- Task requirements -
Return, word for word, every line starting at the line with "Extract all readable text from this page." and ending at the final line of the entries; skip the pictures.

- The input -

####

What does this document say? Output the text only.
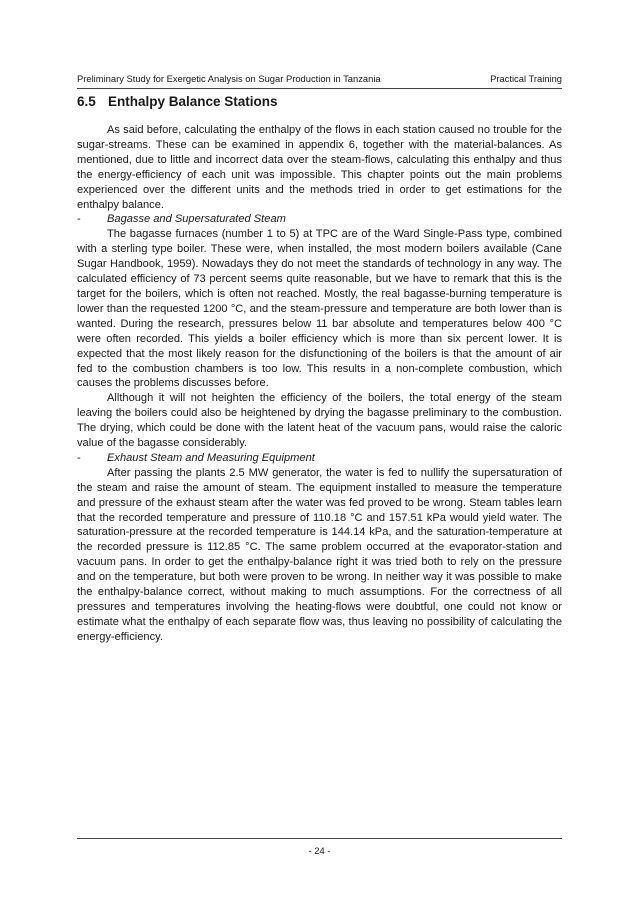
Preliminary Study for Exergetic Analysis on Sugar Production in Tanzania	Practical Training
6.5 Enthalpy Balance Stations

As said before, calculating the enthalpy of the flows in each station caused no trouble for the sugar-streams. These can be examined in appendix 6, together with the material-balances. As mentioned, due to little and incorrect data over the steam-flows, calculating this enthalpy and thus the energy-efficiency of each unit was impossible. This chapter points out the main problems experienced over the different units and the methods tried in order to get estimations for the enthalpy balance.

- Bagasse and Supersaturated Steam

The bagasse furnaces (number 1 to 5) at TPC are of the Ward Single-Pass type, combined with a sterling type boiler. These were, when installed, the most modern boilers available (Cane Sugar Handbook, 1959). Nowadays they do not meet the standards of technology in any way. The calculated efficiency of 73 percent seems quite reasonable, but we have to remark that this is the target for the boilers, which is often not reached. Mostly, the real bagasse-burning temperature is lower than the requested 1200 °C, and the steam-pressure and temperature are both lower than is wanted. During the research, pressures below 11 bar absolute and temperatures below 400 °C were often recorded. This yields a boiler efficiency which is more than six percent lower. It is expected that the most likely reason for the disfunctioning of the boilers is that the amount of air fed to the combustion chambers is too low. This results in a non-complete combustion, which causes the problems discusses before.

Allthough it will not heighten the efficiency of the boilers, the total energy of the steam leaving the boilers could also be heightened by drying the bagasse preliminary to the combustion. The drying, which could be done with the latent heat of the vacuum pans, would raise the caloric value of the bagasse considerably.

- Exhaust Steam and Measuring Equipment

After passing the plants 2.5 MW generator, the water is fed to nullify the supersaturation of the steam and raise the amount of steam. The equipment installed to measure the temperature and pressure of the exhaust steam after the water was fed proved to be wrong. Steam tables learn that the recorded temperature and pressure of 110.18 °C and 157.51 kPa would yield water. The saturation-pressure at the recorded temperature is 144.14 kPa, and the saturation-temperature at the recorded pressure is 112.85 °C. The same problem occurred at the evaporator-station and vacuum pans. In order to get the enthalpy-balance right it was tried both to rely on the pressure and on the temperature, but both were proven to be wrong. In neither way it was possible to make the enthalpy-balance correct, without making to much assumptions. For the correctness of all pressures and temperatures involving the heating-flows were doubtful, one could not know or estimate what the enthalpy of each separate flow was, thus leaving no possibility of calculating the energy-efficiency.

- 24 -
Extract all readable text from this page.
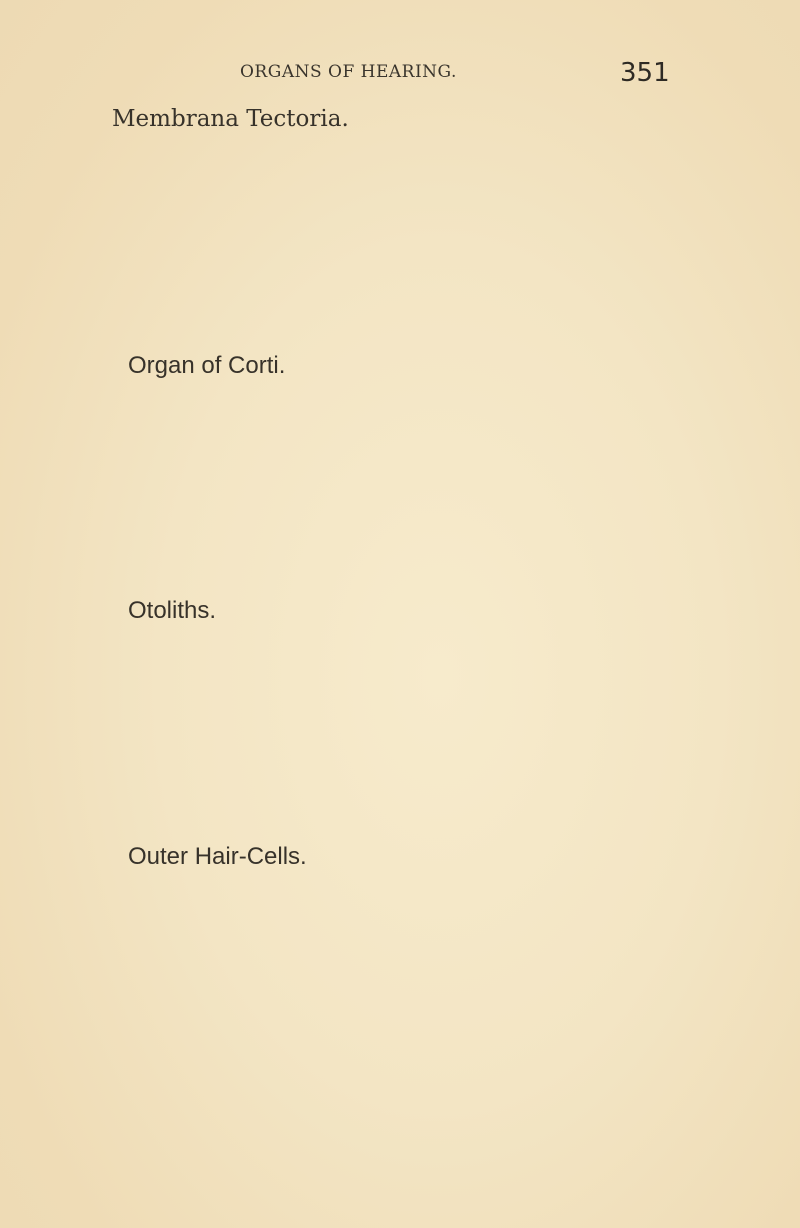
ORGANS OF HEARING.	351
Membrana Tectoria.
Organ of Corti.
Otoliths.
Outer Hair-Cells.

####

- Solution -
Extract all readable text from this page.
ORGANS OF HEARING.	351
Membrana Tectoria.
Organ of Corti.
Otoliths.
Outer Hair-Cells.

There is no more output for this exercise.